> **Assignment 1**:
In the passage about the second day of the cycling trip, what was later learned about some of the tandem riders?
> **Assignment 2**:
Please translate this sentence from the passage about the second day of the cycling trip into Spanish: "Other cyclists passed us and we passed some too."

Day Two was long and grueling. Lots of hills and wind, and, when we would finally crest a hill and turn a corner, the view opened up to show us yet another, even longer climb. (insert groan and wtf here) Other cyclists passed us and we passed some too. There was the guy in the pedal powered rocket ship, several recumbent bikes, you know the kind where they look all relaxed, leaning back in their recliner while pedaling like crazy; and at least one guy that just used his arms to pedal in an upright seated position. Of course there were a few tandem riders with matching outfits as well. We found out later that some of the tandem riders were actually part of a group that rides with the visually impaired so they too can enjoy the joys of cycling. How cool!

> **Document layout analysis data**:

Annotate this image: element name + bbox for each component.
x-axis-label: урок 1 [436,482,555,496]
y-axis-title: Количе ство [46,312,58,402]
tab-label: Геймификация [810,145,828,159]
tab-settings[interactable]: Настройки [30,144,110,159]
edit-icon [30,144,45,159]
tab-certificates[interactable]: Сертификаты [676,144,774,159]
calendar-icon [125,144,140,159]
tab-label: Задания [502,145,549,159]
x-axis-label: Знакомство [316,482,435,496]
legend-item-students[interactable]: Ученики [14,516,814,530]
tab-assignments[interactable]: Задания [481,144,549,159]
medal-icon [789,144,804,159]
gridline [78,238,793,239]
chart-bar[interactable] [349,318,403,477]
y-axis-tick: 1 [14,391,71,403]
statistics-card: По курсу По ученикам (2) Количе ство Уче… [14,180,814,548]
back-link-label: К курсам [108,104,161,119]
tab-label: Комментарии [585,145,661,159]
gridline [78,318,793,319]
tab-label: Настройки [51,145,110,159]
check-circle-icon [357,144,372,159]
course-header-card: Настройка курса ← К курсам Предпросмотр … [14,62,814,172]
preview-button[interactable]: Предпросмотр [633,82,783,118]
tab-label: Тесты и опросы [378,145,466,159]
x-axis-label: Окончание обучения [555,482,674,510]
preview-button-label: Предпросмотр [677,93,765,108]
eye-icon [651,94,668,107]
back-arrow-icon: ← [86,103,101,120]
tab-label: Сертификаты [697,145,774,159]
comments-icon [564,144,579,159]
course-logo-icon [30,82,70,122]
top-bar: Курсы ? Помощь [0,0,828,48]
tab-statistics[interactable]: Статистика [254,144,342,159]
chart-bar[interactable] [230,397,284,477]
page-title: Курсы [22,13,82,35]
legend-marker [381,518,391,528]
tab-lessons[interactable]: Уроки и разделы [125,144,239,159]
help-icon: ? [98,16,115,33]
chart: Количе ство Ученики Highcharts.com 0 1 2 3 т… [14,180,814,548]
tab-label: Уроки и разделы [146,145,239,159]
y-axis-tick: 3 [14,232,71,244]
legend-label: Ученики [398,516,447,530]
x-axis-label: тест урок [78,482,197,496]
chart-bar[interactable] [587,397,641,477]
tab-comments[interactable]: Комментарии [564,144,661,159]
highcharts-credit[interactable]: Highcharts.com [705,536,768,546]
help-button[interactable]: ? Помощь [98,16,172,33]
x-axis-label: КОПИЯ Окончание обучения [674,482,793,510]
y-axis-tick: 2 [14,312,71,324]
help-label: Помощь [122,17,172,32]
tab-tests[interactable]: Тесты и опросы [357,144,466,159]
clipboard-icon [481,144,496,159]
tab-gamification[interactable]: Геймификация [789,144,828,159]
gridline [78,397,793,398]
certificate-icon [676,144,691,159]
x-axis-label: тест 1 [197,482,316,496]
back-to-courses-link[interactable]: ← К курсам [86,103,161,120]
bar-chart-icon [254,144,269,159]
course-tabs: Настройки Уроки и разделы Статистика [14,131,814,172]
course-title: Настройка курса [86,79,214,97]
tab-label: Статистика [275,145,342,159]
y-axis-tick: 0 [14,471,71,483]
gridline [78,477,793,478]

> **Exercise solution 1**:
They were part of a group that rides with the visually impaired so those riders can enjoy cycling too.

> **Exercise solution 2**:
Otros ciclistas nos adelantaron y nosotros también adelantamos a algunos.